◆ Task ◆
Write out every line of the material as it stands, apart from the pictures.

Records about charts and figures

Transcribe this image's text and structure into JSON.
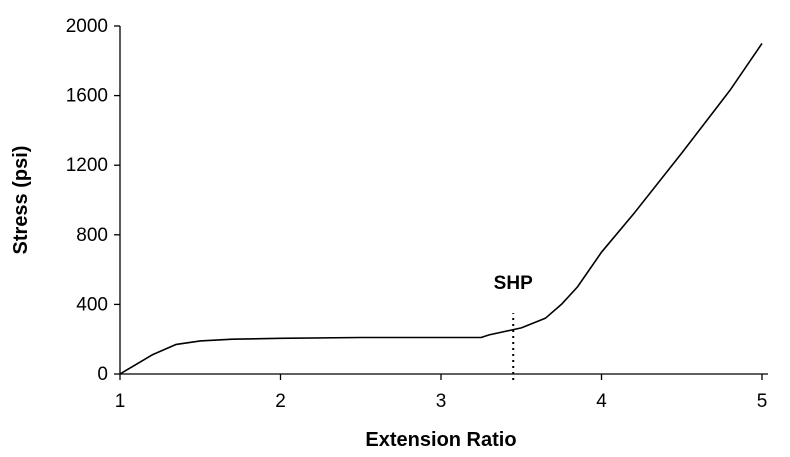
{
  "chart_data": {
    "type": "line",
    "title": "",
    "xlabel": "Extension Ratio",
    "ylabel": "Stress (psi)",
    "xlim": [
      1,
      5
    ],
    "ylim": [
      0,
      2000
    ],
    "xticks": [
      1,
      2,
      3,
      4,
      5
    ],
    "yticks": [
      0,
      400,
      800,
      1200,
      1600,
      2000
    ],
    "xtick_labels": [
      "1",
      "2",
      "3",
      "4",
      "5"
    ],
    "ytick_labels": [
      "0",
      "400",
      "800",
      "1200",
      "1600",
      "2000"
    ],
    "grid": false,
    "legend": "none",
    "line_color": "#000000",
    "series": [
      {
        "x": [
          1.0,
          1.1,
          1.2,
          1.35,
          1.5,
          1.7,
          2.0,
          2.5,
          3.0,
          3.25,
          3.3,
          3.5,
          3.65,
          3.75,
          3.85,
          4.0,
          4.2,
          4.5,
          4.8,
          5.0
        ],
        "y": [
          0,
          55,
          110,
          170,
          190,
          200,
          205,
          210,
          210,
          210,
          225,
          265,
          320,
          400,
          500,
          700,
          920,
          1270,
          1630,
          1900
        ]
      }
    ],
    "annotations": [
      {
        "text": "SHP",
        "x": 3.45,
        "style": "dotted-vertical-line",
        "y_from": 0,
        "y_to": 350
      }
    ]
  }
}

◆ The response ◆
Transcribe this image's text and structure into JSON.
{
  "chart_data": {
    "type": "line",
    "title": "",
    "xlabel": "Extension Ratio",
    "ylabel": "Stress (psi)",
    "xlim": [
      1,
      5
    ],
    "ylim": [
      0,
      2000
    ],
    "xticks": [
      1,
      2,
      3,
      4,
      5
    ],
    "yticks": [
      0,
      400,
      800,
      1200,
      1600,
      2000
    ],
    "xtick_labels": [
      "1",
      "2",
      "3",
      "4",
      "5"
    ],
    "ytick_labels": [
      "0",
      "400",
      "800",
      "1200",
      "1600",
      "2000"
    ],
    "grid": false,
    "legend": "none",
    "line_color": "#000000",
    "series": [
      {
        "x": [
          1.0,
          1.1,
          1.2,
          1.35,
          1.5,
          1.7,
          2.0,
          2.5,
          3.0,
          3.25,
          3.3,
          3.5,
          3.65,
          3.75,
          3.85,
          4.0,
          4.2,
          4.5,
          4.8,
          5.0
        ],
        "y": [
          0,
          55,
          110,
          170,
          190,
          200,
          205,
          210,
          210,
          210,
          225,
          265,
          320,
          400,
          500,
          700,
          920,
          1270,
          1630,
          1900
        ]
      }
    ],
    "annotations": [
      {
        "text": "SHP",
        "x": 3.45,
        "style": "dotted-vertical-line",
        "y_from": 0,
        "y_to": 350
      }
    ]
  }
}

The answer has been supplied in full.